## Start

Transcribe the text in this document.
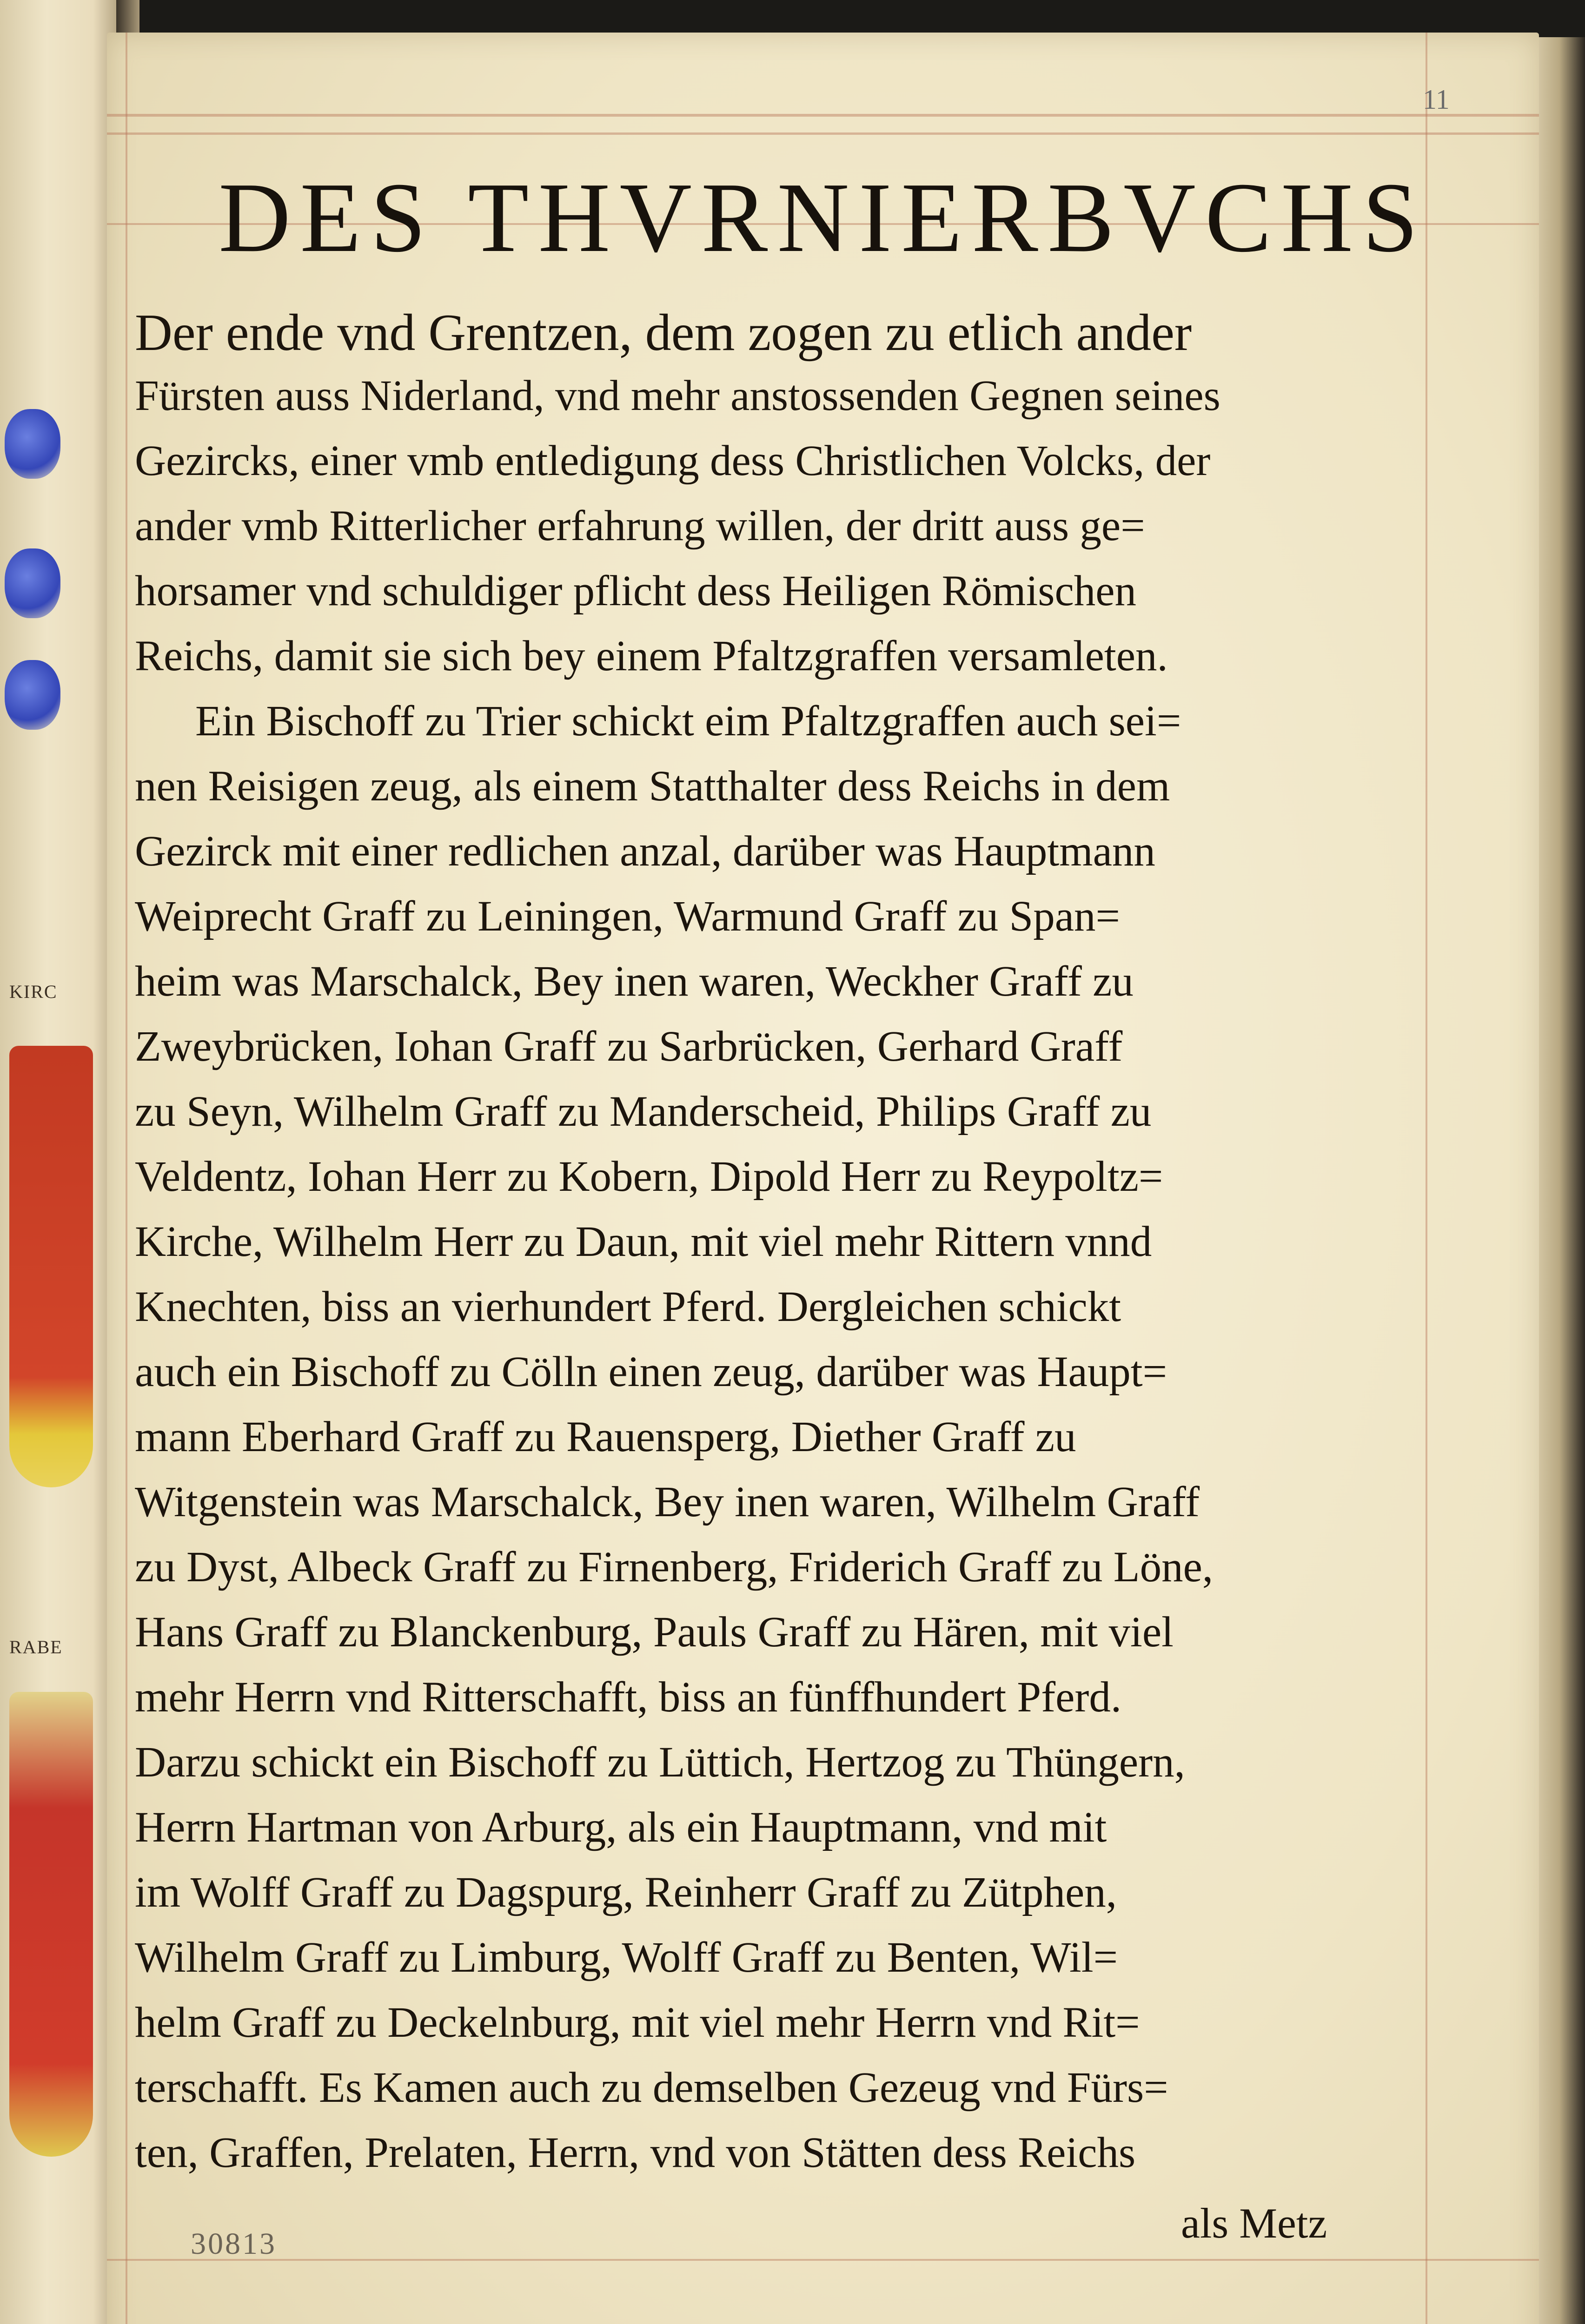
KIRC
RABE
11
DES THVRNIERBVCHS
Der ende vnd Grentzen, dem zogen zu etlich ander
Fürsten auss Niderland, vnd mehr anstossenden Gegnen seines
Gezircks, einer vmb entledigung dess Christlichen Volcks, der
ander vmb Ritterlicher erfahrung willen, der dritt auss ge=
horsamer vnd schuldiger pflicht dess Heiligen Römischen
Reichs, damit sie sich bey einem Pfaltzgraffen versamleten.
Ein Bischoff zu Trier schickt eim Pfaltzgraffen auch sei=
nen Reisigen zeug, als einem Statthalter dess Reichs in dem
Gezirck mit einer redlichen anzal, darüber was Hauptmann
Weiprecht Graff zu Leiningen, Warmund Graff zu Span=
heim was Marschalck, Bey inen waren, Weckher Graff zu
Zweybrücken, Iohan Graff zu Sarbrücken, Gerhard Graff
zu Seyn, Wilhelm Graff zu Manderscheid, Philips Graff zu
Veldentz, Iohan Herr zu Kobern, Dipold Herr zu Reypoltz=
Kirche, Wilhelm Herr zu Daun, mit viel mehr Rittern vnnd
Knechten, biss an vierhundert Pferd. Dergleichen schickt
auch ein Bischoff zu Cölln einen zeug, darüber was Haupt=
mann Eberhard Graff zu Rauensperg, Diether Graff zu
Witgenstein was Marschalck, Bey inen waren, Wilhelm Graff
zu Dyst, Albeck Graff zu Firnenberg, Friderich Graff zu Löne,
Hans Graff zu Blanckenburg, Pauls Graff zu Hären, mit viel
mehr Herrn vnd Ritterschafft, biss an fünffhundert Pferd.
Darzu schickt ein Bischoff zu Lüttich, Hertzog zu Thüngern,
Herrn Hartman von Arburg, als ein Hauptmann, vnd mit
im Wolff Graff zu Dagspurg, Reinherr Graff zu Zütphen,
Wilhelm Graff zu Limburg, Wolff Graff zu Benten, Wil=
helm Graff zu Deckelnburg, mit viel mehr Herrn vnd Rit=
terschafft. Es Kamen auch zu demselben Gezeug vnd Fürs=
ten, Graffen, Prelaten, Herrn, vnd von Stätten dess Reichs
als Metz
30813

## End

# [EXERCISE AIM]
All entries are to be retyped exactly. Omit any embedded images.

# [RESULT]
Transcribe the text in this document.
KIRC
RABE
11
DES THVRNIERBVCHS
Der ende vnd Grentzen, dem zogen zu etlich ander
Fürsten auss Niderland, vnd mehr anstossenden Gegnen seines
Gezircks, einer vmb entledigung dess Christlichen Volcks, der
ander vmb Ritterlicher erfahrung willen, der dritt auss ge=
horsamer vnd schuldiger pflicht dess Heiligen Römischen
Reichs, damit sie sich bey einem Pfaltzgraffen versamleten.
Ein Bischoff zu Trier schickt eim Pfaltzgraffen auch sei=
nen Reisigen zeug, als einem Statthalter dess Reichs in dem
Gezirck mit einer redlichen anzal, darüber was Hauptmann
Weiprecht Graff zu Leiningen, Warmund Graff zu Span=
heim was Marschalck, Bey inen waren, Weckher Graff zu
Zweybrücken, Iohan Graff zu Sarbrücken, Gerhard Graff
zu Seyn, Wilhelm Graff zu Manderscheid, Philips Graff zu
Veldentz, Iohan Herr zu Kobern, Dipold Herr zu Reypoltz=
Kirche, Wilhelm Herr zu Daun, mit viel mehr Rittern vnnd
Knechten, biss an vierhundert Pferd. Dergleichen schickt
auch ein Bischoff zu Cölln einen zeug, darüber was Haupt=
mann Eberhard Graff zu Rauensperg, Diether Graff zu
Witgenstein was Marschalck, Bey inen waren, Wilhelm Graff
zu Dyst, Albeck Graff zu Firnenberg, Friderich Graff zu Löne,
Hans Graff zu Blanckenburg, Pauls Graff zu Hären, mit viel
mehr Herrn vnd Ritterschafft, biss an fünffhundert Pferd.
Darzu schickt ein Bischoff zu Lüttich, Hertzog zu Thüngern,
Herrn Hartman von Arburg, als ein Hauptmann, vnd mit
im Wolff Graff zu Dagspurg, Reinherr Graff zu Zütphen,
Wilhelm Graff zu Limburg, Wolff Graff zu Benten, Wil=
helm Graff zu Deckelnburg, mit viel mehr Herrn vnd Rit=
terschafft. Es Kamen auch zu demselben Gezeug vnd Fürs=
ten, Graffen, Prelaten, Herrn, vnd von Stätten dess Reichs
als Metz
30813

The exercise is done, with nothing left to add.